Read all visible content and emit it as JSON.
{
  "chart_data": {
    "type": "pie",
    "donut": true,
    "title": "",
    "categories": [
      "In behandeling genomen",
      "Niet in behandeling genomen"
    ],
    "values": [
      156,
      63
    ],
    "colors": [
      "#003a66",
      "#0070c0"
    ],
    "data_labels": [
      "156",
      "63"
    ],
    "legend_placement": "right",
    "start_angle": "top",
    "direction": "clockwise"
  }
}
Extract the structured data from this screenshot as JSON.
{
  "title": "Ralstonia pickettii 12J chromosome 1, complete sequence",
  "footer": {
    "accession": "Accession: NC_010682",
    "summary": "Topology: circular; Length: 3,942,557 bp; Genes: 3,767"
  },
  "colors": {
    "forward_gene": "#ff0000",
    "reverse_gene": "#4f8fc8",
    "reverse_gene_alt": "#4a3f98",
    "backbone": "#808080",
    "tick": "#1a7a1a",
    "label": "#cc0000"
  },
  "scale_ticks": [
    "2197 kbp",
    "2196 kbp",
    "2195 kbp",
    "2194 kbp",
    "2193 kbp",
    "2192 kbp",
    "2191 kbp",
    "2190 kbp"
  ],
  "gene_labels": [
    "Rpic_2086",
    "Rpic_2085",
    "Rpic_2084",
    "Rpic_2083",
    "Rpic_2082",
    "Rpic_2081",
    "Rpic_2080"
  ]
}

TASK BRIEF
Each line from the one holding "Extract the structured" through the last line of the data is to be transcribed exactly, with nothing else added.

OUTPUT OF THE TASK
Extract the structured data from this screenshot as JSON.
{
  "title": "Ralstonia pickettii 12J chromosome 1, complete sequence",
  "footer": {
    "accession": "Accession: NC_010682",
    "summary": "Topology: circular; Length: 3,942,557 bp; Genes: 3,767"
  },
  "colors": {
    "forward_gene": "#ff0000",
    "reverse_gene": "#4f8fc8",
    "reverse_gene_alt": "#4a3f98",
    "backbone": "#808080",
    "tick": "#1a7a1a",
    "label": "#cc0000"
  },
  "scale_ticks": [
    "2197 kbp",
    "2196 kbp",
    "2195 kbp",
    "2194 kbp",
    "2193 kbp",
    "2192 kbp",
    "2191 kbp",
    "2190 kbp"
  ],
  "gene_labels": [
    "Rpic_2086",
    "Rpic_2085",
    "Rpic_2084",
    "Rpic_2083",
    "Rpic_2082",
    "Rpic_2081",
    "Rpic_2080"
  ]
}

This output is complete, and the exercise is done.